## Goal of the exercise
Collect every line in the records below that contains the word "deutschen".

Data entries
----------------------------------------

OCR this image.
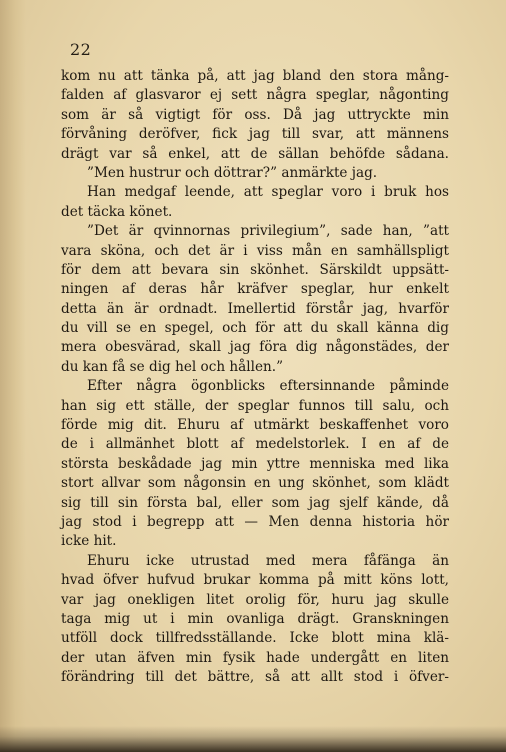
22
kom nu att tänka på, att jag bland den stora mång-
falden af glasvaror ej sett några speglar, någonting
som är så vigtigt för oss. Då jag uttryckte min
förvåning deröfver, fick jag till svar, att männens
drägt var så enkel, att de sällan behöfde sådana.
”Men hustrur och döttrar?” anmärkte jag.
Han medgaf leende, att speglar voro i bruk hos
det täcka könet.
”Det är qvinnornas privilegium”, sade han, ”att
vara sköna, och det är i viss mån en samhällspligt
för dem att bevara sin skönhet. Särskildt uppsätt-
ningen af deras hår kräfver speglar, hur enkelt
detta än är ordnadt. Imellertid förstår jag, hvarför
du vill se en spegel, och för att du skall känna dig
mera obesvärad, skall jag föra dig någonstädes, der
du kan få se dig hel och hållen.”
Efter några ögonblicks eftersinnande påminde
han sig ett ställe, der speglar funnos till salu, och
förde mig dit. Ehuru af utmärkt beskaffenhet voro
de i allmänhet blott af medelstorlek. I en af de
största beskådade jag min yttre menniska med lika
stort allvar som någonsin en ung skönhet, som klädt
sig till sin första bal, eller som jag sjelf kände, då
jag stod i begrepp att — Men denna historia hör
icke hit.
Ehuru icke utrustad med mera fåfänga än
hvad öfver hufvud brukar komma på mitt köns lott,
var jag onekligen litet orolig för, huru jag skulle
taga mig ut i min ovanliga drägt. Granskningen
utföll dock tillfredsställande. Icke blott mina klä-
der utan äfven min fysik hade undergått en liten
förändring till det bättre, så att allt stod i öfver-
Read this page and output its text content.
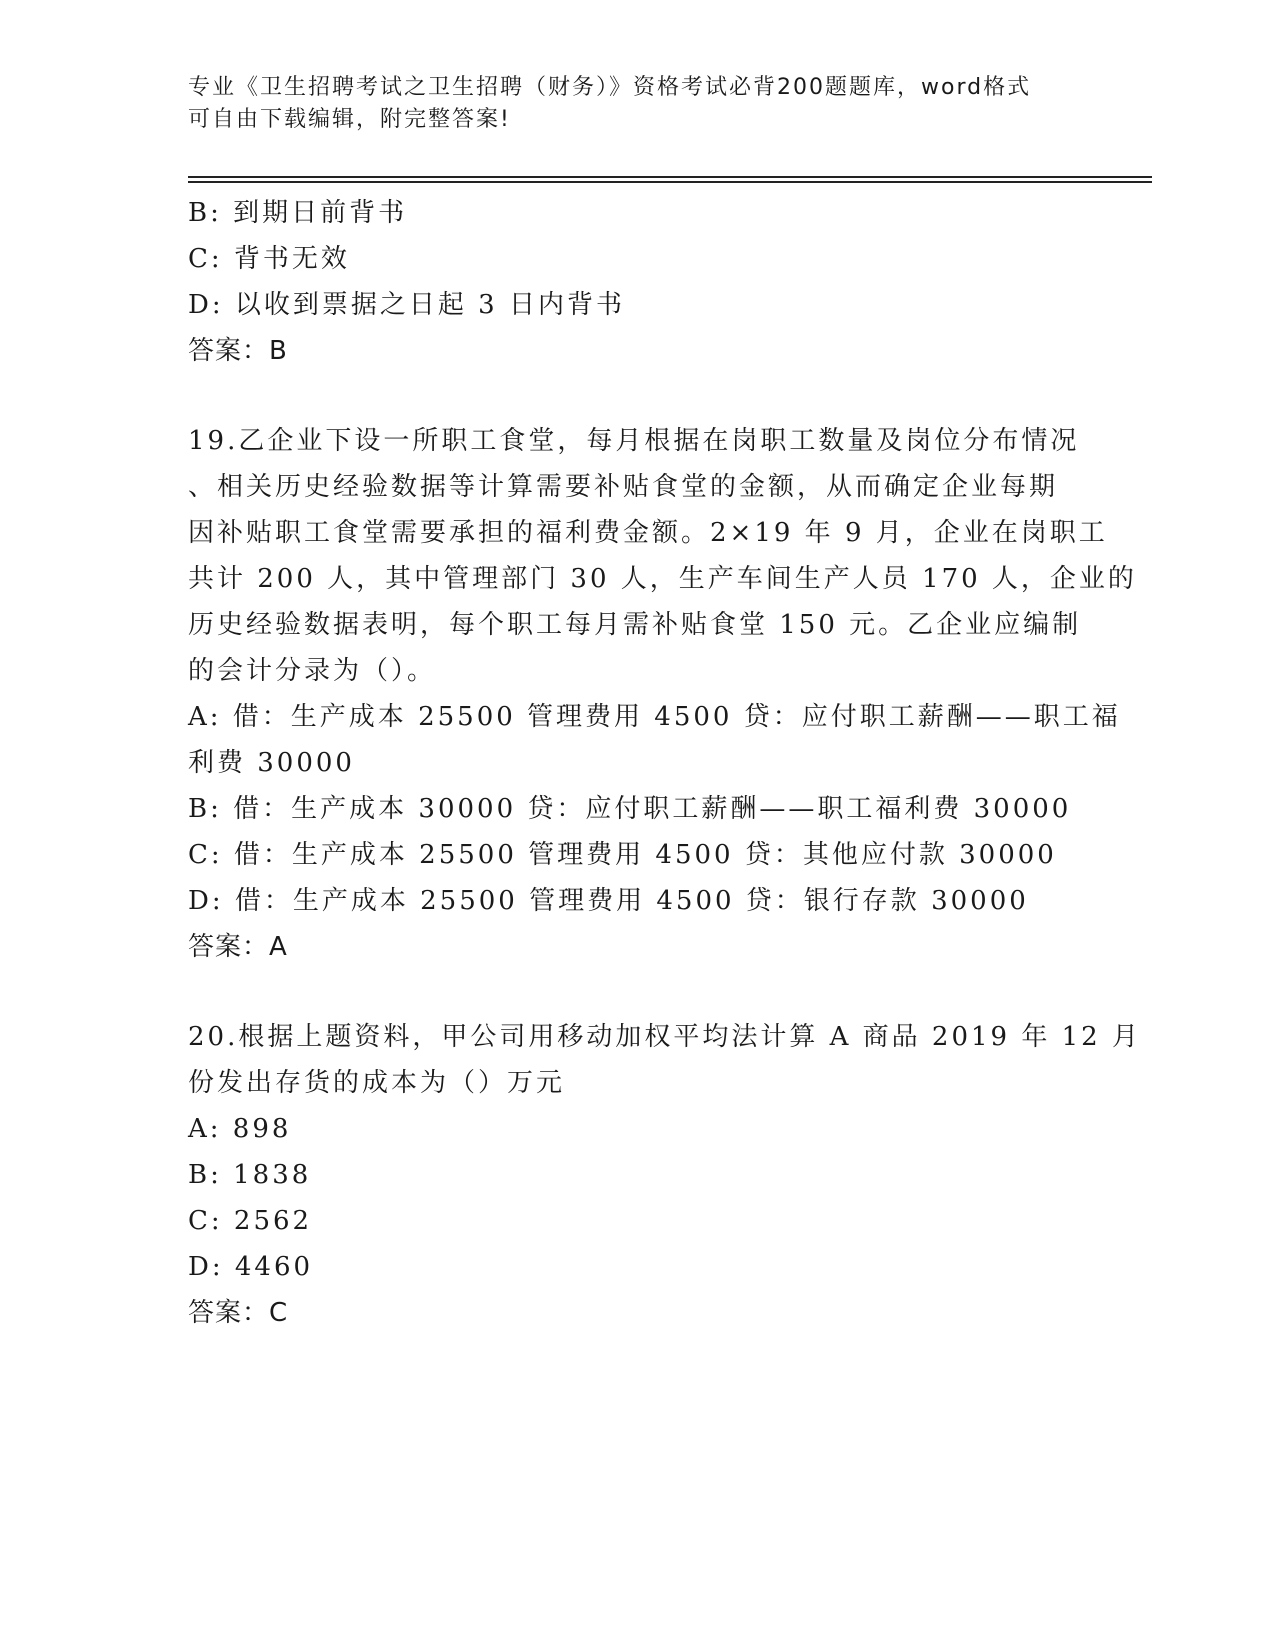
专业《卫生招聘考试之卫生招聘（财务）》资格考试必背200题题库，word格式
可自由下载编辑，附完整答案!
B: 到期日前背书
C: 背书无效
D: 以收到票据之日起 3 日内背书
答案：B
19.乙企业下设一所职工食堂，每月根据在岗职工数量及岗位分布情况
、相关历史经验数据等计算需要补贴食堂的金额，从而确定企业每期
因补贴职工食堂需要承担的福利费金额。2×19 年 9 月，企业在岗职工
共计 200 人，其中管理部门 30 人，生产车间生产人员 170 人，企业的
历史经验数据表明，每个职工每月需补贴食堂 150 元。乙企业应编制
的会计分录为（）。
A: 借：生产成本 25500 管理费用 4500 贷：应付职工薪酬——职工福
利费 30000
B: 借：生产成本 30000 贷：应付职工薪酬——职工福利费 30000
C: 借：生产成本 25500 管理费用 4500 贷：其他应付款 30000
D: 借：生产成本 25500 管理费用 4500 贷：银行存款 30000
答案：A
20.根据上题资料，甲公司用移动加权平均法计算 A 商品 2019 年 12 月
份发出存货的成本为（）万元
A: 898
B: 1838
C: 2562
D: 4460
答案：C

----------------------------------------

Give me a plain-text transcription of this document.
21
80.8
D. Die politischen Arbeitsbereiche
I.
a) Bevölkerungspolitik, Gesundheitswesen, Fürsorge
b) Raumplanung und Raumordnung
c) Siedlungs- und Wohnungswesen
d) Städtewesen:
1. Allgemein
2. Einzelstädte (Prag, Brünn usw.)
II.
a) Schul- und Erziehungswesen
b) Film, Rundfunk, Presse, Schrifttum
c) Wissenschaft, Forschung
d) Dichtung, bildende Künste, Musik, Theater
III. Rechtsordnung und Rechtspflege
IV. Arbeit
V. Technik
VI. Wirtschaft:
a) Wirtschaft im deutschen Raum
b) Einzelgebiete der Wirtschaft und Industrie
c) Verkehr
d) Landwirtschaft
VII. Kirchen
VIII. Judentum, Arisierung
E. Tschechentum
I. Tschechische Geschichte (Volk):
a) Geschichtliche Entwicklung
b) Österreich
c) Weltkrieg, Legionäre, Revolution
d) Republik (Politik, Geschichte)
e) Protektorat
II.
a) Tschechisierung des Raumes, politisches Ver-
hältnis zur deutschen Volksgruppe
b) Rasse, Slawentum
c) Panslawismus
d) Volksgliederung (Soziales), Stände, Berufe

----------------------------------------

## Solution to this exercise
a) Wirtschaft im deutschen Raum
hältnis zur deutschen Volksgruppe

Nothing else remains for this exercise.